In the passage on martial law, repeat the part that opens with the words containing "A CONTRABAND ARCHIVE" and closes with "to be silenced.", switching "journalists" to "dissidents".

## Excerpted passage

^^^^

A CONTRABAND ARCHIVE
Martial law is the imposition of direct military control over normal civil functions of government. Throughout history, it has served as the mechanism by which democratic societies are transformed overnight into authoritarian regimes—the legal fiction that permits tanks in the streets and journalists in unmarked graves.
This archive documents the recurring patterns, the stolen freedoms, and the resistance that refuses to be silenced.
REPUBLIC ACT — EXECUTIVE ORDER
September 21, 1972 — Manila, Philippines
By virtue of the powers vested in me by the Constitution as Commander-in-Chief of all the Armed Forces of the Philippines, and pursuant to Proclamation No. 1081 dated September 21, 1972, I hereby order that henceforth all persons shall strictly comply with the following orders:
Every martial law regime follows the same blueprint: seize the media, dissolve the legislature, arrest the opposition, and declare it all legal. The document to the left—or one nearly identical to it—has been issued in Manila, Warsaw, Seoul, Buenos Aires, Dhaka, Bangkok, and a hundred other cities where the military decided that democracy was inconvenient.

^^^^

(Element boundary rows)
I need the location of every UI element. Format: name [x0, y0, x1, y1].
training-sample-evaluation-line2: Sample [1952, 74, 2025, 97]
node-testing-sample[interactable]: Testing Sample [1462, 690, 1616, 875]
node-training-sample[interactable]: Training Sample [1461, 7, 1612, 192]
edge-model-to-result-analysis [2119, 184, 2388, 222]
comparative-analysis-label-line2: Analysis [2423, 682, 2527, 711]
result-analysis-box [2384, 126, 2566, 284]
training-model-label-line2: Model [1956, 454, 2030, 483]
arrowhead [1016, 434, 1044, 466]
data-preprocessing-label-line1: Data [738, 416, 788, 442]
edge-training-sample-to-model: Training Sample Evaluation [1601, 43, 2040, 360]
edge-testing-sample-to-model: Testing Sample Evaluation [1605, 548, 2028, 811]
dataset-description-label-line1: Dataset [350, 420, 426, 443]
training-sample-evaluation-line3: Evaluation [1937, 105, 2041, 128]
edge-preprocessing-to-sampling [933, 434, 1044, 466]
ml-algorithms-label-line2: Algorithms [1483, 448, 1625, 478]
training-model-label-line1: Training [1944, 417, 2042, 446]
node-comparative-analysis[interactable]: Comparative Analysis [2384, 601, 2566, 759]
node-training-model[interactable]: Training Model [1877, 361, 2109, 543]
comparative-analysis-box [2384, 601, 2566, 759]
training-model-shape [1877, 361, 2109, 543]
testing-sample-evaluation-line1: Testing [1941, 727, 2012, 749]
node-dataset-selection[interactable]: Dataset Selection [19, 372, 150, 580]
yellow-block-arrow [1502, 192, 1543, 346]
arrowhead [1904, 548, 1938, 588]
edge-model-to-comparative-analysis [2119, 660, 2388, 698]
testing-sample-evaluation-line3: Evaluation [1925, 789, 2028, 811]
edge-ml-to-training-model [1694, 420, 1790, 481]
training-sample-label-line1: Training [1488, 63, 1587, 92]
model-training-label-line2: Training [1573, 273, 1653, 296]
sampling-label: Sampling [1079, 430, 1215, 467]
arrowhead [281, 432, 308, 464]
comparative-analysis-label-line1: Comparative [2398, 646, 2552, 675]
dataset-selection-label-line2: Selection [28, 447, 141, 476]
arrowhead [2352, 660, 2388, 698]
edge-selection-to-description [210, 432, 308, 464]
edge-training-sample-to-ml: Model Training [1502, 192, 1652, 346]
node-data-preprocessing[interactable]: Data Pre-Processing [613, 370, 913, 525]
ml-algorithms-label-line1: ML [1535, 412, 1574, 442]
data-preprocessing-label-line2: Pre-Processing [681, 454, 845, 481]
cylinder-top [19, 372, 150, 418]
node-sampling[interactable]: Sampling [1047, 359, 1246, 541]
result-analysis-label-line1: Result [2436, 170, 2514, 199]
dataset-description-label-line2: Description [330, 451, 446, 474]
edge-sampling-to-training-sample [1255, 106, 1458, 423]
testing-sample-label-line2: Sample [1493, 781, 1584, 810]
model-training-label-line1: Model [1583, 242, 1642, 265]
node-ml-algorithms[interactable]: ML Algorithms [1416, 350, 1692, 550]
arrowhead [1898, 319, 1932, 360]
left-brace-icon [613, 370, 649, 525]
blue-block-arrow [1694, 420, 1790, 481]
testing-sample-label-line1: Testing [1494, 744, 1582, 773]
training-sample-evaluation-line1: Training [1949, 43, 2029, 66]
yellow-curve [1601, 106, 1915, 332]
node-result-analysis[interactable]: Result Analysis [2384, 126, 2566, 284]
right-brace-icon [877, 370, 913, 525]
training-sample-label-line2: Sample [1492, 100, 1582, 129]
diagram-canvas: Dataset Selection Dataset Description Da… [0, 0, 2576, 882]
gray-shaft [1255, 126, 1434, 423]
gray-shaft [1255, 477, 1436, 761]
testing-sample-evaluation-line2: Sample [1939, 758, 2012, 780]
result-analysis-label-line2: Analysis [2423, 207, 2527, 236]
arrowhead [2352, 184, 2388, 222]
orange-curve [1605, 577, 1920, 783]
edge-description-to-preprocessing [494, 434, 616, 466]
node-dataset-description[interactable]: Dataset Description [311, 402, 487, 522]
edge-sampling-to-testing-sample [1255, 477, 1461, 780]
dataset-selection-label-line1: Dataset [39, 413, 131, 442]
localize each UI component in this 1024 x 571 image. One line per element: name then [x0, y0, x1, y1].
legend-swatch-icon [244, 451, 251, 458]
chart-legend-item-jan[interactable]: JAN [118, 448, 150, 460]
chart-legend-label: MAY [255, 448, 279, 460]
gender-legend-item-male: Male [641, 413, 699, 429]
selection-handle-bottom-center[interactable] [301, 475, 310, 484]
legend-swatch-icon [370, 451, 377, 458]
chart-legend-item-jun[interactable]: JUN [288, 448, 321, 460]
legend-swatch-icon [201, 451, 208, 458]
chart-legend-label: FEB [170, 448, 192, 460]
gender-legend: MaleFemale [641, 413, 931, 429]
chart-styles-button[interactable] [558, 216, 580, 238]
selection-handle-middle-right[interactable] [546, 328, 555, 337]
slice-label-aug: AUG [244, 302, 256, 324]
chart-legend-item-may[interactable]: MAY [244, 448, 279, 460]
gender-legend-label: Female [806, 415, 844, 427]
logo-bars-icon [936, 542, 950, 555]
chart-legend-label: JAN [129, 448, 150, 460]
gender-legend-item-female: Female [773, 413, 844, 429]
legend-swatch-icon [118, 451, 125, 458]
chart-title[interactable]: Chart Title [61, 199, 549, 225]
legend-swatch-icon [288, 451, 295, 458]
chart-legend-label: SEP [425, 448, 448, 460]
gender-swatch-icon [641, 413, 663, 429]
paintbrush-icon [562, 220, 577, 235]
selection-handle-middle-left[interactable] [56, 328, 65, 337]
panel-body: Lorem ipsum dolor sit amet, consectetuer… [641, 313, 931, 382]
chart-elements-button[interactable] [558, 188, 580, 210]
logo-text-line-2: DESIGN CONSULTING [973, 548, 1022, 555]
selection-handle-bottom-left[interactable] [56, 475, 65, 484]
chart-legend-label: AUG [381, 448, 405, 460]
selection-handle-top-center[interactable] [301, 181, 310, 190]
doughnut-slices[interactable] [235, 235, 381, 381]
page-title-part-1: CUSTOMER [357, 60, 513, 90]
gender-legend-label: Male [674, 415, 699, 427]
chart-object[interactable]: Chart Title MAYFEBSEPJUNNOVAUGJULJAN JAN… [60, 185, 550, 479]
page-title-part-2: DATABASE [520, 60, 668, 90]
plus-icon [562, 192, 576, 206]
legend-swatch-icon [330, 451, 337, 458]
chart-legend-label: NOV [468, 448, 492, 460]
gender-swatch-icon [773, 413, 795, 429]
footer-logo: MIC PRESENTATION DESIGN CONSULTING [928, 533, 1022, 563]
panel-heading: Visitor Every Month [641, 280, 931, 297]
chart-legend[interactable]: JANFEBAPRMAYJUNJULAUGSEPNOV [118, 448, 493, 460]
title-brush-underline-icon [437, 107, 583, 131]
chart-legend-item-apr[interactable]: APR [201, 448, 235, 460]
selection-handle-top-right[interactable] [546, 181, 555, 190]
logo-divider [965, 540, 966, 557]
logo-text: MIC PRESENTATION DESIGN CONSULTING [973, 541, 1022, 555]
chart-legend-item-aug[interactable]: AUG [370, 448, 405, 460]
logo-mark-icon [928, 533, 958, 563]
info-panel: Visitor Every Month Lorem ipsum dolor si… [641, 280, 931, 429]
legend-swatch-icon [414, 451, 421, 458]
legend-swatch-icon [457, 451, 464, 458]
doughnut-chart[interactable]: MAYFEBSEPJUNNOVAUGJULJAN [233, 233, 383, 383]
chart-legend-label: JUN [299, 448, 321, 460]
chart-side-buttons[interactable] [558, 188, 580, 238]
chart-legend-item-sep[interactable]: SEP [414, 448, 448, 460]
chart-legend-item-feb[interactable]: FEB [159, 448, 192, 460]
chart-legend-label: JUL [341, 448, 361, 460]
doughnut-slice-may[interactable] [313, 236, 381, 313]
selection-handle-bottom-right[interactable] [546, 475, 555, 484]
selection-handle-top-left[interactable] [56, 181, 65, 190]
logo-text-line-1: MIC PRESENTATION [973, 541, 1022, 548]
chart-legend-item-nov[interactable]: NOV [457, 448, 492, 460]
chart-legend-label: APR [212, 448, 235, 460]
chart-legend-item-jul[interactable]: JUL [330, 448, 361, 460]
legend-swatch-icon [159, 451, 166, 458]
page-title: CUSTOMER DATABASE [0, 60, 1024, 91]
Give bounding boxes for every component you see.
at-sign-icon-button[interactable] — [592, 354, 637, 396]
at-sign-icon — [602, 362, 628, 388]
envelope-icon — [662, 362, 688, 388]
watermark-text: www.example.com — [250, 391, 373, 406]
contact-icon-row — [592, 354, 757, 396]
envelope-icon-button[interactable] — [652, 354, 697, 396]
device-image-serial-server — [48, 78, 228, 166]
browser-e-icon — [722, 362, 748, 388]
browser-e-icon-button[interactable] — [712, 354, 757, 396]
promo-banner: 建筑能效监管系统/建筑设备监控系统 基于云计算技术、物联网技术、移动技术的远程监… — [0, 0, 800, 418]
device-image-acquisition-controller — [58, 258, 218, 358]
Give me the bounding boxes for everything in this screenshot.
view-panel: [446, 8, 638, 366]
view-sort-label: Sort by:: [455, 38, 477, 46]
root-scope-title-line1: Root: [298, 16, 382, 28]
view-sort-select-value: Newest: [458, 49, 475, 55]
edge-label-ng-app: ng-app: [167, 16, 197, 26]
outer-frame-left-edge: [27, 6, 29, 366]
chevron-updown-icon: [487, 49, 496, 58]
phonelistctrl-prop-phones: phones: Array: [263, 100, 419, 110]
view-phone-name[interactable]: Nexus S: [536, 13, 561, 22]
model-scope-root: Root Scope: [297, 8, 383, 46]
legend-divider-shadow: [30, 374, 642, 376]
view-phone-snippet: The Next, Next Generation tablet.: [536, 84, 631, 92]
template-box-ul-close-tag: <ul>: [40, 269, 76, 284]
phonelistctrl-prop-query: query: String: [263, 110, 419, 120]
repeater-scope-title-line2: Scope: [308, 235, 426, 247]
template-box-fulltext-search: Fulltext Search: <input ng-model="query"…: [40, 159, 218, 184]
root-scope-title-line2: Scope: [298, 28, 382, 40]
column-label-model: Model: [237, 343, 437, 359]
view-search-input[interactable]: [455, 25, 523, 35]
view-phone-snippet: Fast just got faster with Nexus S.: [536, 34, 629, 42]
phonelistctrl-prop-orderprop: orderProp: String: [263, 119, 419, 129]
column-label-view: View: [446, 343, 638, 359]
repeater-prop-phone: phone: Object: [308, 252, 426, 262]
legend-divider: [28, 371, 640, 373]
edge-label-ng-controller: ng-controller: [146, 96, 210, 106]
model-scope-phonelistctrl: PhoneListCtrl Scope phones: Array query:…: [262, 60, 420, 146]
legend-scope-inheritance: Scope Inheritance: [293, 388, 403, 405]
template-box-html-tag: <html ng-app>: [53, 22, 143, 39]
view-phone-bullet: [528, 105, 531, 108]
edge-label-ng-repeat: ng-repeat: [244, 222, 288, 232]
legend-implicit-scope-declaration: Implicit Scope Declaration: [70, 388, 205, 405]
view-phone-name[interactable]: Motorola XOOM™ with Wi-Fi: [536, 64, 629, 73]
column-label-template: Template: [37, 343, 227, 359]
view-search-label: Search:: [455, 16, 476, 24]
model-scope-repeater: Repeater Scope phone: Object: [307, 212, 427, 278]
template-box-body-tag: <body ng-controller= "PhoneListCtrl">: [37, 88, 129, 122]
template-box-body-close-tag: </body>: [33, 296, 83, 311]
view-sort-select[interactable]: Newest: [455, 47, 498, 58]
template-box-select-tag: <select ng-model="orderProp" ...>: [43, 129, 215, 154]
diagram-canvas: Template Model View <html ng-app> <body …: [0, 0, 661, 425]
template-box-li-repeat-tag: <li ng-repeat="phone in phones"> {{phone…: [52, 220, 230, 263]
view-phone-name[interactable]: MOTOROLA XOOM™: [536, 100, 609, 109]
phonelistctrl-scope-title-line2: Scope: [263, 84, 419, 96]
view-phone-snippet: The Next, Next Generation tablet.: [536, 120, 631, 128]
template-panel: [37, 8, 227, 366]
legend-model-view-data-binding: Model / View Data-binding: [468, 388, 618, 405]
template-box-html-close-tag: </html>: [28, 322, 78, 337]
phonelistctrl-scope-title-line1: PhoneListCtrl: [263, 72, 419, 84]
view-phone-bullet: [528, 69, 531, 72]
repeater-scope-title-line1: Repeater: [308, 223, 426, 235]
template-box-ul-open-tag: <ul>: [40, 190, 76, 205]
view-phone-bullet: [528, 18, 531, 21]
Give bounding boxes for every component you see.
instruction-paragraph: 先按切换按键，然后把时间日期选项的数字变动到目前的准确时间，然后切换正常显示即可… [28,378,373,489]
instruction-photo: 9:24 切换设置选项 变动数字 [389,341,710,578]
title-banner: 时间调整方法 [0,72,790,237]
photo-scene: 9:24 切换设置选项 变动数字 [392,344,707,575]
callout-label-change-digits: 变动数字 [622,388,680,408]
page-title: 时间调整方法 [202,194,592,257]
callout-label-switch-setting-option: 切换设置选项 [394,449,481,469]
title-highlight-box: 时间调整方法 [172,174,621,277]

^^^^

## Expected answer
A CONTRABAND ARCHIVE
Martial law is the imposition of direct military control over normal civil functions of government. Throughout history, it has served as the mechanism by which democratic societies are transformed overnight into authoritarian regimes—the legal fiction that permits tanks in the streets and dissidents in unmarked graves.
This archive documents the recurring patterns, the stolen freedoms, and the resistance that refuses to be silenced.